# Information provided start
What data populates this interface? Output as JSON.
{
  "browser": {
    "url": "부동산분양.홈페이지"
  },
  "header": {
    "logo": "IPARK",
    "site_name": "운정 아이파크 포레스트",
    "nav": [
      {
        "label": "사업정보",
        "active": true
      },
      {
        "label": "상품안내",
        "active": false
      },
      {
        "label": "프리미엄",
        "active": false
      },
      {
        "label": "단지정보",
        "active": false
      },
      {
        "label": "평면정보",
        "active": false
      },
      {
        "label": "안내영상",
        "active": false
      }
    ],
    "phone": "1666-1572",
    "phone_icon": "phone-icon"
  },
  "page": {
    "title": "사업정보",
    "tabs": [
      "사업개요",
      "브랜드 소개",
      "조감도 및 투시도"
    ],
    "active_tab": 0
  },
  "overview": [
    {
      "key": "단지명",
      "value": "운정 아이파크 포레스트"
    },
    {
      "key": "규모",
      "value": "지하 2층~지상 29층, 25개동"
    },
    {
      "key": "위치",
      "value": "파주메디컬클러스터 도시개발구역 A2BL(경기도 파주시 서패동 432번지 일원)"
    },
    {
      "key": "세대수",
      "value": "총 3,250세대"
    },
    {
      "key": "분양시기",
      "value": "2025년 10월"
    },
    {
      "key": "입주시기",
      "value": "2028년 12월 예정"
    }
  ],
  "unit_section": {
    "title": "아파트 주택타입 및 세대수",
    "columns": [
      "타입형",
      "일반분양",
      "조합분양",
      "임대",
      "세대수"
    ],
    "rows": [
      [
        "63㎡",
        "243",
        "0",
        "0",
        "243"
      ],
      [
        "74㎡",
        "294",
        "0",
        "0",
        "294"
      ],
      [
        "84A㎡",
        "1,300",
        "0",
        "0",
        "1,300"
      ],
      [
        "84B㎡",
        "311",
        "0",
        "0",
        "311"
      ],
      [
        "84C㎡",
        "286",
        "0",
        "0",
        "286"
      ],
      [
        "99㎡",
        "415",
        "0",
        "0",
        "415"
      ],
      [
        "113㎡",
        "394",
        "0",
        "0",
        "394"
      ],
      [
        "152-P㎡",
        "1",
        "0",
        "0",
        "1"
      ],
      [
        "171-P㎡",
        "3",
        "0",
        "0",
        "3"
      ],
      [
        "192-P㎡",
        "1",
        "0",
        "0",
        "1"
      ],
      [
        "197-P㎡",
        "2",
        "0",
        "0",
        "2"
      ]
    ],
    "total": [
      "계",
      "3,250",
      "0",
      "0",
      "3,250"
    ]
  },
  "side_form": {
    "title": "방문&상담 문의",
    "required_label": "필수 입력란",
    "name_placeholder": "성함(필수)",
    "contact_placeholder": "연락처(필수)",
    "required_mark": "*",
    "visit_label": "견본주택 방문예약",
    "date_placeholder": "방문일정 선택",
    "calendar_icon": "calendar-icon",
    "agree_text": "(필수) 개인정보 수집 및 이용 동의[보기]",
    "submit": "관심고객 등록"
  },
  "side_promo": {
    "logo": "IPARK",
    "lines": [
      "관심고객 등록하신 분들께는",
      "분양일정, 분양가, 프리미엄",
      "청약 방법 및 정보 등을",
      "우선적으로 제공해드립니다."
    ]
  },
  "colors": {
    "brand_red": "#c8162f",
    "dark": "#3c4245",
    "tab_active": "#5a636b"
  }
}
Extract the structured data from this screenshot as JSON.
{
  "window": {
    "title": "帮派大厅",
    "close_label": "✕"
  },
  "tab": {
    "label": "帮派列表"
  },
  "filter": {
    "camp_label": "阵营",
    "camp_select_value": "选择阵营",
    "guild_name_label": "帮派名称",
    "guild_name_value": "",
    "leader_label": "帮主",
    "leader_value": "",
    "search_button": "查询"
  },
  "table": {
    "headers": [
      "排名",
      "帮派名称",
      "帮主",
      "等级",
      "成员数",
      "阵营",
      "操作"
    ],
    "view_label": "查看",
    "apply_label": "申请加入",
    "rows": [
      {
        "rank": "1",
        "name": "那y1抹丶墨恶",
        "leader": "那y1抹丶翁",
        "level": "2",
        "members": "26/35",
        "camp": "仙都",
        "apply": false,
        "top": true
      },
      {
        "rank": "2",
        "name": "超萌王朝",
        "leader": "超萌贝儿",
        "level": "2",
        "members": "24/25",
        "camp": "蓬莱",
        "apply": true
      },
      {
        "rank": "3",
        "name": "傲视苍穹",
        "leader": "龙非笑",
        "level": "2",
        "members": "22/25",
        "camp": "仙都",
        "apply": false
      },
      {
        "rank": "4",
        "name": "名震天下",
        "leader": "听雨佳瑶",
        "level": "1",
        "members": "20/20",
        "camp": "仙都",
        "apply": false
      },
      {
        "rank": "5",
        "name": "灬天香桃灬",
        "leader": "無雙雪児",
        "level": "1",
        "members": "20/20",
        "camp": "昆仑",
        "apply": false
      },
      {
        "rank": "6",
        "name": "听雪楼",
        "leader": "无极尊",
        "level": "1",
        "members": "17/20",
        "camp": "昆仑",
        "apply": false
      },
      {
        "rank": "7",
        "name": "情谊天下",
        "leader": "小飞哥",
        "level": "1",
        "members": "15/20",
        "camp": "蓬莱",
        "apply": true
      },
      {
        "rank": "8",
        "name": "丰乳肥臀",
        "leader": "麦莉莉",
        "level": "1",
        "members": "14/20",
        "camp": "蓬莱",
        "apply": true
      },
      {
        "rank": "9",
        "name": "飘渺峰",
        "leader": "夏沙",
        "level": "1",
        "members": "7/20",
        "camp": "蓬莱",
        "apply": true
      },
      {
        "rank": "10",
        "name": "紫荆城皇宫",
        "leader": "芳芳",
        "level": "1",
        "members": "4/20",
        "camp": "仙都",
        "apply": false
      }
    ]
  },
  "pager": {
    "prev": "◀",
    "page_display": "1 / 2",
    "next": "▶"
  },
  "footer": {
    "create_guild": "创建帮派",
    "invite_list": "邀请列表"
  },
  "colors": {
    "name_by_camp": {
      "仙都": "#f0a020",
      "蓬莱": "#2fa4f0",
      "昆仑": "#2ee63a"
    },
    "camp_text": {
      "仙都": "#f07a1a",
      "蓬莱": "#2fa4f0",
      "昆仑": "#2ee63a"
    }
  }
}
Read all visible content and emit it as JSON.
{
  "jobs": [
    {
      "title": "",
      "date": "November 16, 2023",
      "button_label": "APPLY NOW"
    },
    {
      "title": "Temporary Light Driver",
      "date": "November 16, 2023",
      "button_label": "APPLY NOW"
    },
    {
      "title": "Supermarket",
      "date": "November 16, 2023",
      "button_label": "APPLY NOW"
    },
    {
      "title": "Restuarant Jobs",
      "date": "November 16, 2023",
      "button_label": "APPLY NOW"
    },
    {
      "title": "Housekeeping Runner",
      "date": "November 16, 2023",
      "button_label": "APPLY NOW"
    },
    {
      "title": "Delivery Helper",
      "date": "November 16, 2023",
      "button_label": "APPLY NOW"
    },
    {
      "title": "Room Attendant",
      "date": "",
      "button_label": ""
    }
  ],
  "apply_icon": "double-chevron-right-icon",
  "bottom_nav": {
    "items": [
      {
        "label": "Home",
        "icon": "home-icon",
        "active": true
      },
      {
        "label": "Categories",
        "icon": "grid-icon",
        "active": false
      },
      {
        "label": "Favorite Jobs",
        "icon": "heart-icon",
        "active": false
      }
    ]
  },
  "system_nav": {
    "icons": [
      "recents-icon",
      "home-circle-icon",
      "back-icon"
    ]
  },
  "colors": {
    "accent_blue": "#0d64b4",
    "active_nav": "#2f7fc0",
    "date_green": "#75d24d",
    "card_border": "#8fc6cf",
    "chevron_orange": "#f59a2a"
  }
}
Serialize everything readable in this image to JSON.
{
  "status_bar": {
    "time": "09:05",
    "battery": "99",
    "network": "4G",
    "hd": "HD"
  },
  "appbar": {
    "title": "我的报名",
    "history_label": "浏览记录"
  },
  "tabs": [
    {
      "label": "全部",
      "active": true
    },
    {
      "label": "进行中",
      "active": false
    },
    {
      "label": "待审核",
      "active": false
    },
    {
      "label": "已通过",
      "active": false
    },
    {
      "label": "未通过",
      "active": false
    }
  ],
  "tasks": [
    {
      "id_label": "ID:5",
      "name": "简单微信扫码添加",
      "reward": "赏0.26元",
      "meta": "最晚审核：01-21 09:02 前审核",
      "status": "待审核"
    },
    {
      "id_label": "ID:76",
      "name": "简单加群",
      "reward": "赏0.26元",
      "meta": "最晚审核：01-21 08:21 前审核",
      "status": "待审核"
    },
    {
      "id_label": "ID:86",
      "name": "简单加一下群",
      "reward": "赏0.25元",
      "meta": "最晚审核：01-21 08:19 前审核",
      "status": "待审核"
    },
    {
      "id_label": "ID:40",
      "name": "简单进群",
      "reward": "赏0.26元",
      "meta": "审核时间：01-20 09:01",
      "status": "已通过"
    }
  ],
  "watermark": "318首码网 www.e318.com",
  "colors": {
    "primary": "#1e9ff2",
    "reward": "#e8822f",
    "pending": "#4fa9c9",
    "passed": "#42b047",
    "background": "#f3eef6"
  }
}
# Information provided end
Requirements: Pull out every line in the data above that has the word "아이파크".

Full solution:
    "site_name": "운정 아이파크 포레스트",
      "value": "운정 아이파크 포레스트"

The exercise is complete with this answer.